● **What is asked**:
Show, in full, each line of the data that contains "Utilidad".

— START OF Supplied records —

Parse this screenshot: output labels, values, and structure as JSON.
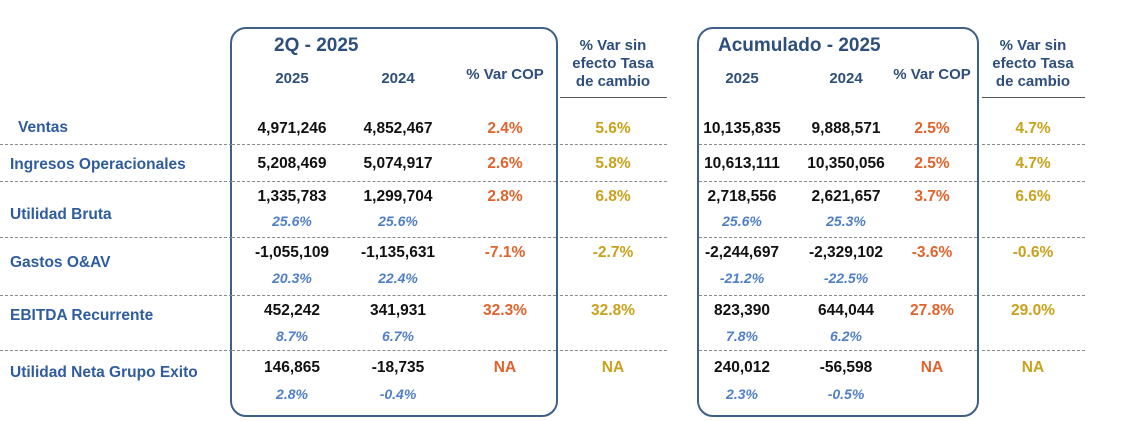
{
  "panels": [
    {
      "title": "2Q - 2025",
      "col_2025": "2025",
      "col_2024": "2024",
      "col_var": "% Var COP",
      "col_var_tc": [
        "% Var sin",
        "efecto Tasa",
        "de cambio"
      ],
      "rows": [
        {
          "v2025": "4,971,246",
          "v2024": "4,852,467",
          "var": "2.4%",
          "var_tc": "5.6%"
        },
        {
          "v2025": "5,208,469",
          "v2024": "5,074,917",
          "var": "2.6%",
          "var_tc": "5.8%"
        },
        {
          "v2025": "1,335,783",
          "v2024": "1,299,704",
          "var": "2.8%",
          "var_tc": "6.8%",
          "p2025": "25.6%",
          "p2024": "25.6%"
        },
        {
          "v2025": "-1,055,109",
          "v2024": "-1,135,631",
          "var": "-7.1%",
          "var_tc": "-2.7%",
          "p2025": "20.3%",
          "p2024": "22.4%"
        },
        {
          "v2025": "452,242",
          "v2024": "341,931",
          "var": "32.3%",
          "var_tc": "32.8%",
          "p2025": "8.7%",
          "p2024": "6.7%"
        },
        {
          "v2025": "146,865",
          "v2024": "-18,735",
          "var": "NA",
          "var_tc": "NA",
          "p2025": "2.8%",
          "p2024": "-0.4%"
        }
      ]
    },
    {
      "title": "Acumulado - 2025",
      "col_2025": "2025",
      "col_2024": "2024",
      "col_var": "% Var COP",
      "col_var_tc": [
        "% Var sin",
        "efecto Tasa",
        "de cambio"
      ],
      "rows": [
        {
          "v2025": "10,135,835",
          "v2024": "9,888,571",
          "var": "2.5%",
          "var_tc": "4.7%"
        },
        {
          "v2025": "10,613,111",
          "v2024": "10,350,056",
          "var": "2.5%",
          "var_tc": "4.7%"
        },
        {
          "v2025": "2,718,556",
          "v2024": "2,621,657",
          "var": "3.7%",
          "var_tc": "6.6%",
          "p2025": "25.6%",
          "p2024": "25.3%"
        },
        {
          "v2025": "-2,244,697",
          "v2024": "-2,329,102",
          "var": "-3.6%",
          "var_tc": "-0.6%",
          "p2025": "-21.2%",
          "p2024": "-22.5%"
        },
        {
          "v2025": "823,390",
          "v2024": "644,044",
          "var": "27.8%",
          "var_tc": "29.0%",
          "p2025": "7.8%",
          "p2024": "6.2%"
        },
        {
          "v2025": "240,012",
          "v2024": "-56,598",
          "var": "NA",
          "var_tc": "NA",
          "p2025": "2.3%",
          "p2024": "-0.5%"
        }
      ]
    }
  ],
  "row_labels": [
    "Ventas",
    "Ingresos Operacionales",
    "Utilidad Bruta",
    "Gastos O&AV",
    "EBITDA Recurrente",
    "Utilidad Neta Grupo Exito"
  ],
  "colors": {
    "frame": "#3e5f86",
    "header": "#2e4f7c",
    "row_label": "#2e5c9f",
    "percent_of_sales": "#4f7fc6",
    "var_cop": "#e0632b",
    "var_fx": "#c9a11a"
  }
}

— END OF Supplied records —
— START OF Supplied records —

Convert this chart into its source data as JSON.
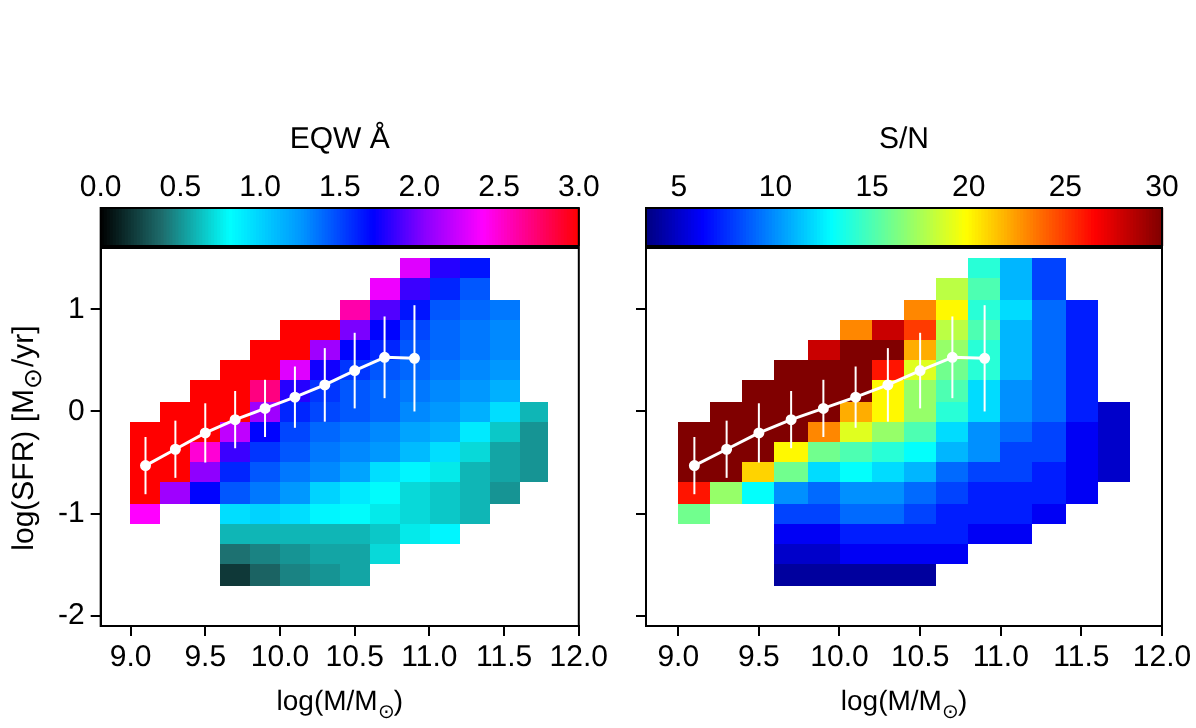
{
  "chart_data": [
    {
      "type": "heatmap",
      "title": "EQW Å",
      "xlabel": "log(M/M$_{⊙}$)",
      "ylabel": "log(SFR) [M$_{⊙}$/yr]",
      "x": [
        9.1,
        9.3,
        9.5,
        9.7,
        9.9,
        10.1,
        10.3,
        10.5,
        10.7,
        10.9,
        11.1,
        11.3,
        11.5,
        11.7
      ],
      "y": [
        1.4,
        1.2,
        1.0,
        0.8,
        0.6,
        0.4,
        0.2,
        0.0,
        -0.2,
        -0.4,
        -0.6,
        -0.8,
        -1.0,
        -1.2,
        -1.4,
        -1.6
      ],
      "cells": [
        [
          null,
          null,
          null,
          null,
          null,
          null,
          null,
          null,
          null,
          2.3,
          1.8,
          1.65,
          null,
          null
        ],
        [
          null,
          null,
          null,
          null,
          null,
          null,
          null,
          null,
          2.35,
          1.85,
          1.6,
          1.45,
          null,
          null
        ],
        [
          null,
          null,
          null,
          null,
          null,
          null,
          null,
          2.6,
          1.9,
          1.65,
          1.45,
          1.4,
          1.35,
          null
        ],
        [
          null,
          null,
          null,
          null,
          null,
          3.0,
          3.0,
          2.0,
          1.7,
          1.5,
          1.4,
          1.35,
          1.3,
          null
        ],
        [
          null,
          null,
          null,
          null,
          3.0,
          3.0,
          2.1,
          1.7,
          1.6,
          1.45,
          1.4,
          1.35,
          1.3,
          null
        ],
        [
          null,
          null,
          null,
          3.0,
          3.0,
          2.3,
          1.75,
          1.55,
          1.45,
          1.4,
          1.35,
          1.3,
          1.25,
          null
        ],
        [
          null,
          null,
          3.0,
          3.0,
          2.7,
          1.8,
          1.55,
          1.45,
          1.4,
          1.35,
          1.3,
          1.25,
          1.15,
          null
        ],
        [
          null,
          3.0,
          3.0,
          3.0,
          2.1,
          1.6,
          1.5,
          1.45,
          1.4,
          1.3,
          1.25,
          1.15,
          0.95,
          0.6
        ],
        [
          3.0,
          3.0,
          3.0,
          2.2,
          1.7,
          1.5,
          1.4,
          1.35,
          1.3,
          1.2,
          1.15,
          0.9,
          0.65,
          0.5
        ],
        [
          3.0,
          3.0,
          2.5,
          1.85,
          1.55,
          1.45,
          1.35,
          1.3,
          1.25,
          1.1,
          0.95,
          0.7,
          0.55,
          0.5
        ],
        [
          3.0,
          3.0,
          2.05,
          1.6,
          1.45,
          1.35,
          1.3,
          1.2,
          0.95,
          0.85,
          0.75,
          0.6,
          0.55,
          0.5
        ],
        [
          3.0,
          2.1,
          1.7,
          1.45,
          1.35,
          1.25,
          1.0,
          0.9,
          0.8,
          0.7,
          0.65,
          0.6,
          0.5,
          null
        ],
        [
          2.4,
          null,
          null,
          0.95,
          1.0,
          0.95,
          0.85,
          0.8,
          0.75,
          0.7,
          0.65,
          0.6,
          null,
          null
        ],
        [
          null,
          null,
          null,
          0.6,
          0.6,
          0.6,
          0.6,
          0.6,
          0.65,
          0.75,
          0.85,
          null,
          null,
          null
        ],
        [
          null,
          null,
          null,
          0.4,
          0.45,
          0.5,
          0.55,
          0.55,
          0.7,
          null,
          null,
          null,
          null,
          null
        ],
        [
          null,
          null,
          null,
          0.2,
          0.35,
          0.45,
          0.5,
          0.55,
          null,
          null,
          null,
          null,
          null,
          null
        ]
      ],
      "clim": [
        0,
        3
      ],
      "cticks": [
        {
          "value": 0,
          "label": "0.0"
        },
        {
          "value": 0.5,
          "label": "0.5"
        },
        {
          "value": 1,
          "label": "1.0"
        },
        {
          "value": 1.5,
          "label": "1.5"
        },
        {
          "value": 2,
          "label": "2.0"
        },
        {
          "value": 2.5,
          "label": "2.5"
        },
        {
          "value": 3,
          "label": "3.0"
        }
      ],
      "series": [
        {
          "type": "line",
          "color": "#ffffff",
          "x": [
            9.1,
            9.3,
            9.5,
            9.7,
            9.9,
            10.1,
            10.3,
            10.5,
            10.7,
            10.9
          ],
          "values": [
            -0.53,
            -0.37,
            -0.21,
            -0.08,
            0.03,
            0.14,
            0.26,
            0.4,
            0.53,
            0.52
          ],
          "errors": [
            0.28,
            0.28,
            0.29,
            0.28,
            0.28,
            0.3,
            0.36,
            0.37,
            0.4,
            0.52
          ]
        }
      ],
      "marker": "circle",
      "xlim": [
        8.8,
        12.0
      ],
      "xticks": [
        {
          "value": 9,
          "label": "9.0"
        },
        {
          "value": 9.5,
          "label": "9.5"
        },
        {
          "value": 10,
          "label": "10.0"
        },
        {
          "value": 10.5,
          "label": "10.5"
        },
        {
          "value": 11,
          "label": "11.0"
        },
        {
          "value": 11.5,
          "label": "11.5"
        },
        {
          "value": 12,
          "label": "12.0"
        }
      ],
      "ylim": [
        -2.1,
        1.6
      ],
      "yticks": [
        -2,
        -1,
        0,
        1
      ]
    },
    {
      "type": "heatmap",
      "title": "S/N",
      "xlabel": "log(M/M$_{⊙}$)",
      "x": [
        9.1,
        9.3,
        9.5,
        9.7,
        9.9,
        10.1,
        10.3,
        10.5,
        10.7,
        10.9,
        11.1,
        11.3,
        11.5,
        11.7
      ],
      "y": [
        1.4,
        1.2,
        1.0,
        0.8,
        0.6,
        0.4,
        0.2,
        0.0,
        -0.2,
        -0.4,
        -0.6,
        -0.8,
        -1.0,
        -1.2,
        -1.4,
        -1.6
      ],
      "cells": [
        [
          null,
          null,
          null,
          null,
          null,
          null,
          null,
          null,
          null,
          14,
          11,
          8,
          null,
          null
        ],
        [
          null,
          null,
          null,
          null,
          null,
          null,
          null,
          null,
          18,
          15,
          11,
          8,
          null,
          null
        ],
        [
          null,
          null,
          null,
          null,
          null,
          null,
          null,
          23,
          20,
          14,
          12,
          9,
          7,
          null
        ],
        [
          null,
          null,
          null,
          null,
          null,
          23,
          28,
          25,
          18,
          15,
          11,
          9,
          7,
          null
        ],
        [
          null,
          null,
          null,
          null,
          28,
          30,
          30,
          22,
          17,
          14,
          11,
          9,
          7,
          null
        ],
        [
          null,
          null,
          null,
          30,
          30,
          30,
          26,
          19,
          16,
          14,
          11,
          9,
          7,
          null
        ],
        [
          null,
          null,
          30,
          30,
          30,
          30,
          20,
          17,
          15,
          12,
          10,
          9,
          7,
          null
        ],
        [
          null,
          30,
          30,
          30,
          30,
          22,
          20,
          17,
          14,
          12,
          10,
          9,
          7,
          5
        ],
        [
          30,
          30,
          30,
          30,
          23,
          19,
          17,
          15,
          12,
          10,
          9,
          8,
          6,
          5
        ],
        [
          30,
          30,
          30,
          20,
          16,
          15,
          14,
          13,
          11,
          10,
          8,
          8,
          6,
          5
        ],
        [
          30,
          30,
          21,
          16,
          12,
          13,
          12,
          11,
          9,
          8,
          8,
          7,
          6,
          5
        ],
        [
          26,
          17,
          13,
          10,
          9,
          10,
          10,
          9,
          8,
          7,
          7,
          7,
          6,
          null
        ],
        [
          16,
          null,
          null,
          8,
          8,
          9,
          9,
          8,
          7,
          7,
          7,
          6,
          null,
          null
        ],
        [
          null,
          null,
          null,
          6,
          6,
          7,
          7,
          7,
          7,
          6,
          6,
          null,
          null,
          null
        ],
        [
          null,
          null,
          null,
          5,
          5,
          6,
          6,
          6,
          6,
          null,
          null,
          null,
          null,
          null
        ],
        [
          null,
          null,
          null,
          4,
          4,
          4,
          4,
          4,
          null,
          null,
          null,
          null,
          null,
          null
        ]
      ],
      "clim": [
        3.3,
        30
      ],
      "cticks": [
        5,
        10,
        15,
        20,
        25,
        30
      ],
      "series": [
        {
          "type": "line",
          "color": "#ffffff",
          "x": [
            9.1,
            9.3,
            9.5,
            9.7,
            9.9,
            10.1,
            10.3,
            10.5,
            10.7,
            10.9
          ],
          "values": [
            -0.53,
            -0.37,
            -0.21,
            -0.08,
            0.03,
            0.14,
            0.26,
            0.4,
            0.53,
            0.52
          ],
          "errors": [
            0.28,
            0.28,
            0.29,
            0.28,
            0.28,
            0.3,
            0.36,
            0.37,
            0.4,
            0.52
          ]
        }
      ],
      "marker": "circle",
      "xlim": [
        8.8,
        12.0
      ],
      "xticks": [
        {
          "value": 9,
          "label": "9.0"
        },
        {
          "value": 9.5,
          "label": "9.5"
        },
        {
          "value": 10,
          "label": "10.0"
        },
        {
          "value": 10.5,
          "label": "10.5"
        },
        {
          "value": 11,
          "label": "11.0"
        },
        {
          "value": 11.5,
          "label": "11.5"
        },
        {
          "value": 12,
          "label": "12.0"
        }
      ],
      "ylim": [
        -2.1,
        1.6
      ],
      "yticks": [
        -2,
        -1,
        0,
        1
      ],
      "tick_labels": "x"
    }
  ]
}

— END OF Supplied records —

● **The output**:
    "Utilidad Bruta",
    "Utilidad Neta Grupo Exito"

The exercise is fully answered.